Locate each line in the records containing "substantive". Copy it.

* Entries
● ● ●

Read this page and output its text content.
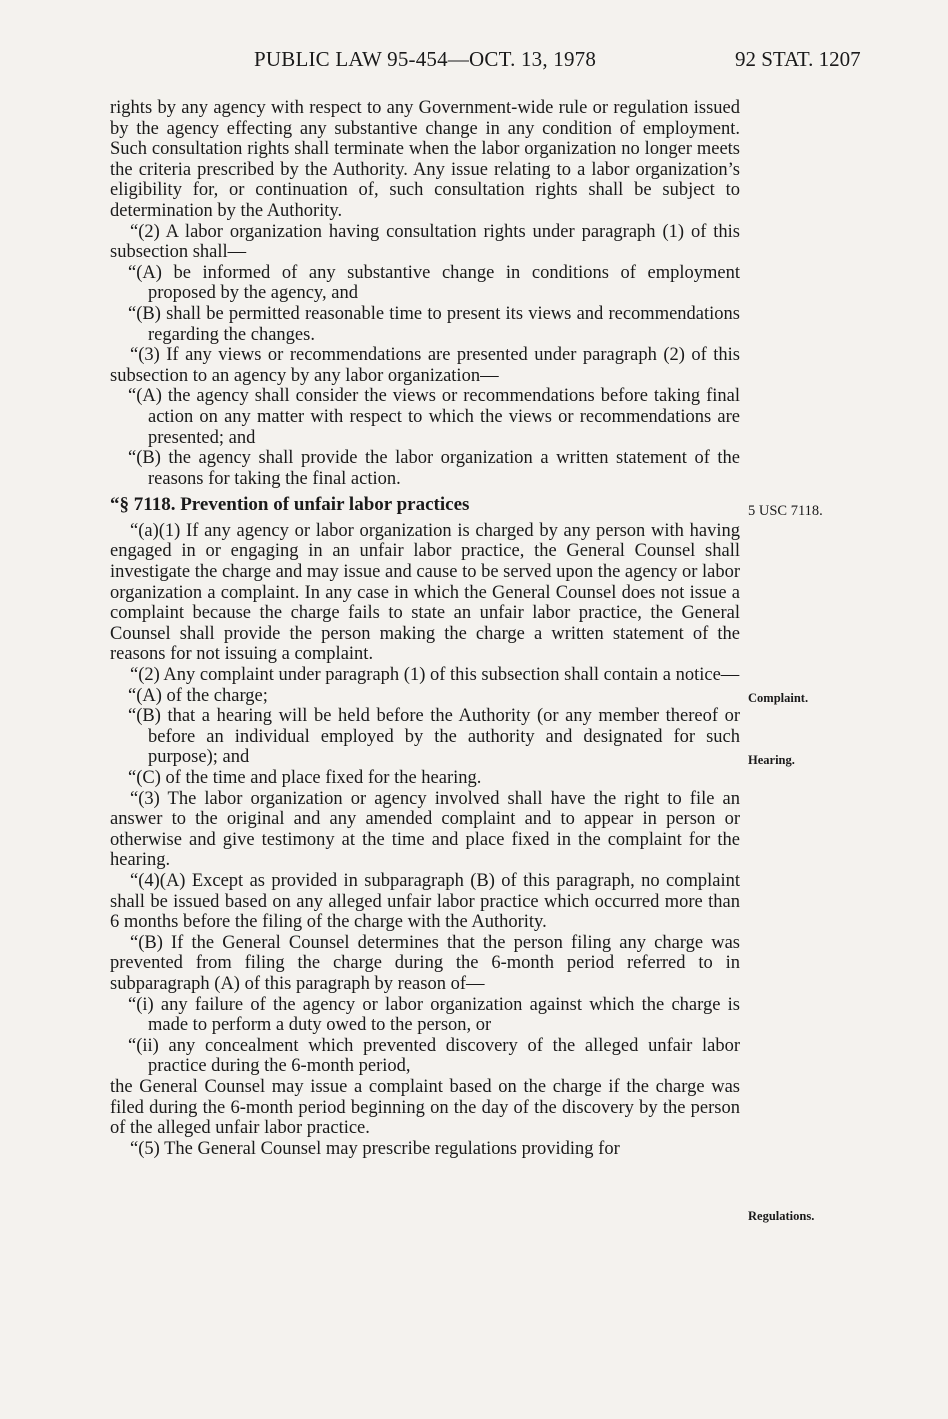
PUBLIC LAW 95-454—OCT. 13, 1978	92 STAT. 1207

rights by any agency with respect to any Government-wide rule or regulation issued by the agency effecting any substantive change in any condition of employment. Such consultation rights shall terminate when the labor organization no longer meets the criteria prescribed by the Authority. Any issue relating to a labor organization’s eligibility for, or continuation of, such consultation rights shall be subject to determination by the Authority.

“(2) A labor organization having consultation rights under paragraph (1) of this subsection shall—

“(A) be informed of any substantive change in conditions of employment proposed by the agency, and

“(B) shall be permitted reasonable time to present its views and recommendations regarding the changes.

“(3) If any views or recommendations are presented under paragraph (2) of this subsection to an agency by any labor organization—

“(A) the agency shall consider the views or recommendations before taking final action on any matter with respect to which the views or recommendations are presented; and

“(B) the agency shall provide the labor organization a written statement of the reasons for taking the final action.

“§ 7118. Prevention of unfair labor practices

“(a)(1) If any agency or labor organization is charged by any person with having engaged in or engaging in an unfair labor practice, the General Counsel shall investigate the charge and may issue and cause to be served upon the agency or labor organization a complaint. In any case in which the General Counsel does not issue a complaint because the charge fails to state an unfair labor practice, the General Counsel shall provide the person making the charge a written statement of the reasons for not issuing a complaint.

“(2) Any complaint under paragraph (1) of this subsection shall contain a notice—

“(A) of the charge;

“(B) that a hearing will be held before the Authority (or any member thereof or before an individual employed by the authority and designated for such purpose); and

“(C) of the time and place fixed for the hearing.

“(3) The labor organization or agency involved shall have the right to file an answer to the original and any amended complaint and to appear in person or otherwise and give testimony at the time and place fixed in the complaint for the hearing.

“(4)(A) Except as provided in subparagraph (B) of this paragraph, no complaint shall be issued based on any alleged unfair labor practice which occurred more than 6 months before the filing of the charge with the Authority.

“(B) If the General Counsel determines that the person filing any charge was prevented from filing the charge during the 6-month period referred to in subparagraph (A) of this paragraph by reason of—

“(i) any failure of the agency or labor organization against which the charge is made to perform a duty owed to the person, or

“(ii) any concealment which prevented discovery of the alleged unfair labor practice during the 6-month period,

the General Counsel may issue a complaint based on the charge if the charge was filed during the 6-month period beginning on the day of the discovery by the person of the alleged unfair labor practice.

“(5) The General Counsel may prescribe regulations providing for

5 USC 7118.
Complaint.
Hearing.
Regulations.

● ● ●

* Reply
rights by any agency with respect to any Government-wide rule or regulation issued by the agency effecting any substantive change in any condition of employment. Such consultation rights shall terminate when the labor organization no longer meets the criteria prescribed by the Authority. Any issue relating to a labor organization’s eligibility for, or continuation of, such consultation rights shall be subject to determination by the Authority.
“(A) be informed of any substantive change in conditions of employment proposed by the agency, and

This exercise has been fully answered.